• [WHAT IS ASKED] Copy the material below word for word, every line of it.

• [GIVEN RECORDS]
-- BEGIN --

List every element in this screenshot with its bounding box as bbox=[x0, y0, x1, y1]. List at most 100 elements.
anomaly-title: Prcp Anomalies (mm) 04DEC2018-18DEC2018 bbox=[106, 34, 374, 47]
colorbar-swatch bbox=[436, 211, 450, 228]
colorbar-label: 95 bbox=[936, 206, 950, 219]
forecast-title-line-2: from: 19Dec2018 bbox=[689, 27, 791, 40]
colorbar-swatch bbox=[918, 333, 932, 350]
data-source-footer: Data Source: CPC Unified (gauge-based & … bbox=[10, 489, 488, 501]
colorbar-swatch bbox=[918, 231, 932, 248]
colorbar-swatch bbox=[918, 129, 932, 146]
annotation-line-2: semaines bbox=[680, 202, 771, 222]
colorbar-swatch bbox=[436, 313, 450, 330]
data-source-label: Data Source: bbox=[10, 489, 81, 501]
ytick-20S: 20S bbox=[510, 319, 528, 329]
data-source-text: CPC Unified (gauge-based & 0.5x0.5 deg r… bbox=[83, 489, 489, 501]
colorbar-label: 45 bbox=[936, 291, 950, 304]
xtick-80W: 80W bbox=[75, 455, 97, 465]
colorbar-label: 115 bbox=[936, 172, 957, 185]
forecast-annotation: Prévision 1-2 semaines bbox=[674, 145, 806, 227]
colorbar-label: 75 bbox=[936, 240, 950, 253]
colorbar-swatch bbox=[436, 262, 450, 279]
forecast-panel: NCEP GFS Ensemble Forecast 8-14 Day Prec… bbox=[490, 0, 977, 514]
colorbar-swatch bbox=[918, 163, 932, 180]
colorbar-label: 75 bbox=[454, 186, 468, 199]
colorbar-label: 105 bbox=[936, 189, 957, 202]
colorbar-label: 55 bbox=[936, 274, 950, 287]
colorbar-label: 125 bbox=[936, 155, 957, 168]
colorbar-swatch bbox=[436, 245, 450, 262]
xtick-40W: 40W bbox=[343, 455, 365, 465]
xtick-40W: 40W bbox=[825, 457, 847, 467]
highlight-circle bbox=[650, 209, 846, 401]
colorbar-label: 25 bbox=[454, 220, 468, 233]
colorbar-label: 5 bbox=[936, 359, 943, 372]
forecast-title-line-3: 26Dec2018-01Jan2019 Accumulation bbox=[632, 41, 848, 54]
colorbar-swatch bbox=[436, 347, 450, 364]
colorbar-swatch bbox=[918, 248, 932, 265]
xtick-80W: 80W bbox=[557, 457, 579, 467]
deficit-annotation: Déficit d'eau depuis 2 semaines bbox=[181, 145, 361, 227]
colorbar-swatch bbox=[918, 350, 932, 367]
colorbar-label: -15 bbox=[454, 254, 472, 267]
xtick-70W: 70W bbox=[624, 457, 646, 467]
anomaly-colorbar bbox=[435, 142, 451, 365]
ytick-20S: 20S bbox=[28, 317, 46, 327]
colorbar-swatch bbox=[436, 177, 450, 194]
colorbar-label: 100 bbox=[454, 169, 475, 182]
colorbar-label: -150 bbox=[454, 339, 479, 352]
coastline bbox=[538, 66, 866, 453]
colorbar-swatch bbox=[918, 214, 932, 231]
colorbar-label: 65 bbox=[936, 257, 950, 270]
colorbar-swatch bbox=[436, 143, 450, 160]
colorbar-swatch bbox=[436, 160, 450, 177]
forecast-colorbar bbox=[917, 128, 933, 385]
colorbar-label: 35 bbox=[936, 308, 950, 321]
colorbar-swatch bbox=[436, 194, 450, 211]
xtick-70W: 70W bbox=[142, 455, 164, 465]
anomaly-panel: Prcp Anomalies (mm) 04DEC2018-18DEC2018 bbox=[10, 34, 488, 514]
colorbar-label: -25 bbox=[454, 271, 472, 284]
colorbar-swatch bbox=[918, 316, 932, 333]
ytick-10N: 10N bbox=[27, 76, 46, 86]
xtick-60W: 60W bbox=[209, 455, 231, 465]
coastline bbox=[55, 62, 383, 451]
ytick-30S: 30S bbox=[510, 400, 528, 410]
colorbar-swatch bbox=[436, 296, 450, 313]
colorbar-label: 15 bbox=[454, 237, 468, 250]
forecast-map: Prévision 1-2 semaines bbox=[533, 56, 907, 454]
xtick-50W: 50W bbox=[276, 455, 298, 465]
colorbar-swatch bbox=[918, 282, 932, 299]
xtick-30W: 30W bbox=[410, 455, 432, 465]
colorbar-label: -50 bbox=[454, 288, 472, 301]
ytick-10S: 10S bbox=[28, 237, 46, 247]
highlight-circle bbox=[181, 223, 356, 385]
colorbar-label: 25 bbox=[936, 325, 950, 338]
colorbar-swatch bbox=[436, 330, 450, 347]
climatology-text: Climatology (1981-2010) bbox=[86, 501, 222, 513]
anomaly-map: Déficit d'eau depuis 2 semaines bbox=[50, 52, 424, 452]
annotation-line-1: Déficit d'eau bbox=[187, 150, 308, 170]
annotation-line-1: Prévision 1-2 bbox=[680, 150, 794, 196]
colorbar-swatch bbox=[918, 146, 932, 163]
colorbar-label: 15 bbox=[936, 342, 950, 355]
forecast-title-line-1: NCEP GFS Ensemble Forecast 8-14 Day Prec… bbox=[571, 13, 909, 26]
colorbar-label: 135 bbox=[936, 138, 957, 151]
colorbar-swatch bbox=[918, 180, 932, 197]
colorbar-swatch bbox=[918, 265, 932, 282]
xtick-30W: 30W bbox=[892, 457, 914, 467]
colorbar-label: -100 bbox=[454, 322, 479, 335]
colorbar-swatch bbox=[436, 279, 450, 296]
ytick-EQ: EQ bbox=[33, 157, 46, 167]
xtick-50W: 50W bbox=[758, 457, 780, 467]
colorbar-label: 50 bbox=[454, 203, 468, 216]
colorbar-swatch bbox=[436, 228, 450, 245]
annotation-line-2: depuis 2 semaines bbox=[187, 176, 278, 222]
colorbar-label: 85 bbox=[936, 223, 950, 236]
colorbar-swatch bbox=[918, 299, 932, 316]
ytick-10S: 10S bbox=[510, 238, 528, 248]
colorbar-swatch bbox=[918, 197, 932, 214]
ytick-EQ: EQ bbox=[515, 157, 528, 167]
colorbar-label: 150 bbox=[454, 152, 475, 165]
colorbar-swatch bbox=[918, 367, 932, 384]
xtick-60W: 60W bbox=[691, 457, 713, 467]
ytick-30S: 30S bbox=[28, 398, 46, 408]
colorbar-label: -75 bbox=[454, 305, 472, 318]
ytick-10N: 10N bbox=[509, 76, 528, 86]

-- END --

• [REPLY]
List every element in this screenshot with its bounding box as bbox=[x0, y0, x1, y1]. List at most 100 elements.
anomaly-title: Prcp Anomalies (mm) 04DEC2018-18DEC2018 bbox=[106, 34, 374, 47]
colorbar-swatch bbox=[436, 211, 450, 228]
colorbar-label: 95 bbox=[936, 206, 950, 219]
forecast-title-line-2: from: 19Dec2018 bbox=[689, 27, 791, 40]
colorbar-swatch bbox=[918, 333, 932, 350]
data-source-footer: Data Source: CPC Unified (gauge-based & … bbox=[10, 489, 488, 501]
colorbar-swatch bbox=[918, 231, 932, 248]
colorbar-swatch bbox=[918, 129, 932, 146]
annotation-line-2: semaines bbox=[680, 202, 771, 222]
colorbar-swatch bbox=[436, 313, 450, 330]
data-source-label: Data Source: bbox=[10, 489, 81, 501]
ytick-20S: 20S bbox=[510, 319, 528, 329]
data-source-text: CPC Unified (gauge-based & 0.5x0.5 deg r… bbox=[83, 489, 489, 501]
colorbar-label: 45 bbox=[936, 291, 950, 304]
xtick-80W: 80W bbox=[75, 455, 97, 465]
colorbar-label: 115 bbox=[936, 172, 957, 185]
forecast-annotation: Prévision 1-2 semaines bbox=[674, 145, 806, 227]
colorbar-label: 75 bbox=[936, 240, 950, 253]
colorbar-swatch bbox=[436, 262, 450, 279]
forecast-panel: NCEP GFS Ensemble Forecast 8-14 Day Prec… bbox=[490, 0, 977, 514]
colorbar-swatch bbox=[918, 163, 932, 180]
colorbar-label: 75 bbox=[454, 186, 468, 199]
colorbar-label: 105 bbox=[936, 189, 957, 202]
colorbar-label: 55 bbox=[936, 274, 950, 287]
colorbar-label: 125 bbox=[936, 155, 957, 168]
colorbar-swatch bbox=[436, 245, 450, 262]
xtick-40W: 40W bbox=[343, 455, 365, 465]
xtick-40W: 40W bbox=[825, 457, 847, 467]
highlight-circle bbox=[650, 209, 846, 401]
colorbar-label: 25 bbox=[454, 220, 468, 233]
colorbar-label: 5 bbox=[936, 359, 943, 372]
forecast-title-line-3: 26Dec2018-01Jan2019 Accumulation bbox=[632, 41, 848, 54]
colorbar-swatch bbox=[436, 347, 450, 364]
colorbar-swatch bbox=[918, 248, 932, 265]
xtick-80W: 80W bbox=[557, 457, 579, 467]
deficit-annotation: Déficit d'eau depuis 2 semaines bbox=[181, 145, 361, 227]
colorbar-swatch bbox=[918, 350, 932, 367]
colorbar-label: -15 bbox=[454, 254, 472, 267]
xtick-70W: 70W bbox=[624, 457, 646, 467]
anomaly-colorbar bbox=[435, 142, 451, 365]
ytick-20S: 20S bbox=[28, 317, 46, 327]
colorbar-swatch bbox=[436, 177, 450, 194]
colorbar-label: 100 bbox=[454, 169, 475, 182]
colorbar-label: -150 bbox=[454, 339, 479, 352]
coastline bbox=[538, 66, 866, 453]
colorbar-swatch bbox=[918, 214, 932, 231]
colorbar-label: 65 bbox=[936, 257, 950, 270]
colorbar-swatch bbox=[436, 143, 450, 160]
colorbar-swatch bbox=[436, 160, 450, 177]
forecast-colorbar bbox=[917, 128, 933, 385]
colorbar-label: 35 bbox=[936, 308, 950, 321]
colorbar-swatch bbox=[436, 194, 450, 211]
xtick-70W: 70W bbox=[142, 455, 164, 465]
anomaly-panel: Prcp Anomalies (mm) 04DEC2018-18DEC2018 bbox=[10, 34, 488, 514]
colorbar-label: -25 bbox=[454, 271, 472, 284]
colorbar-swatch bbox=[918, 316, 932, 333]
ytick-10N: 10N bbox=[27, 76, 46, 86]
xtick-60W: 60W bbox=[209, 455, 231, 465]
coastline bbox=[55, 62, 383, 451]
ytick-30S: 30S bbox=[510, 400, 528, 410]
colorbar-swatch bbox=[436, 296, 450, 313]
colorbar-label: 15 bbox=[454, 237, 468, 250]
forecast-map: Prévision 1-2 semaines bbox=[533, 56, 907, 454]
xtick-50W: 50W bbox=[276, 455, 298, 465]
colorbar-swatch bbox=[918, 282, 932, 299]
xtick-30W: 30W bbox=[410, 455, 432, 465]
colorbar-label: -50 bbox=[454, 288, 472, 301]
ytick-10S: 10S bbox=[28, 237, 46, 247]
highlight-circle bbox=[181, 223, 356, 385]
colorbar-label: 25 bbox=[936, 325, 950, 338]
colorbar-swatch bbox=[436, 330, 450, 347]
climatology-text: Climatology (1981-2010) bbox=[86, 501, 222, 513]
anomaly-map: Déficit d'eau depuis 2 semaines bbox=[50, 52, 424, 452]
annotation-line-1: Déficit d'eau bbox=[187, 150, 308, 170]
annotation-line-1: Prévision 1-2 bbox=[680, 150, 794, 196]
colorbar-swatch bbox=[918, 146, 932, 163]
colorbar-label: 15 bbox=[936, 342, 950, 355]
forecast-title-line-1: NCEP GFS Ensemble Forecast 8-14 Day Prec… bbox=[571, 13, 909, 26]
colorbar-label: 135 bbox=[936, 138, 957, 151]
colorbar-swatch bbox=[918, 180, 932, 197]
colorbar-swatch bbox=[918, 265, 932, 282]
xtick-30W: 30W bbox=[892, 457, 914, 467]
colorbar-label: -100 bbox=[454, 322, 479, 335]
colorbar-swatch bbox=[436, 279, 450, 296]
ytick-EQ: EQ bbox=[33, 157, 46, 167]
xtick-50W: 50W bbox=[758, 457, 780, 467]
colorbar-label: 50 bbox=[454, 203, 468, 216]
colorbar-swatch bbox=[436, 228, 450, 245]
annotation-line-2: depuis 2 semaines bbox=[187, 176, 278, 222]
colorbar-label: 85 bbox=[936, 223, 950, 236]
colorbar-swatch bbox=[918, 299, 932, 316]
ytick-10S: 10S bbox=[510, 238, 528, 248]
colorbar-swatch bbox=[918, 197, 932, 214]
ytick-EQ: EQ bbox=[515, 157, 528, 167]
colorbar-label: 150 bbox=[454, 152, 475, 165]
colorbar-swatch bbox=[918, 367, 932, 384]
xtick-60W: 60W bbox=[691, 457, 713, 467]
ytick-30S: 30S bbox=[28, 398, 46, 408]
colorbar-label: -75 bbox=[454, 305, 472, 318]
ytick-10N: 10N bbox=[509, 76, 528, 86]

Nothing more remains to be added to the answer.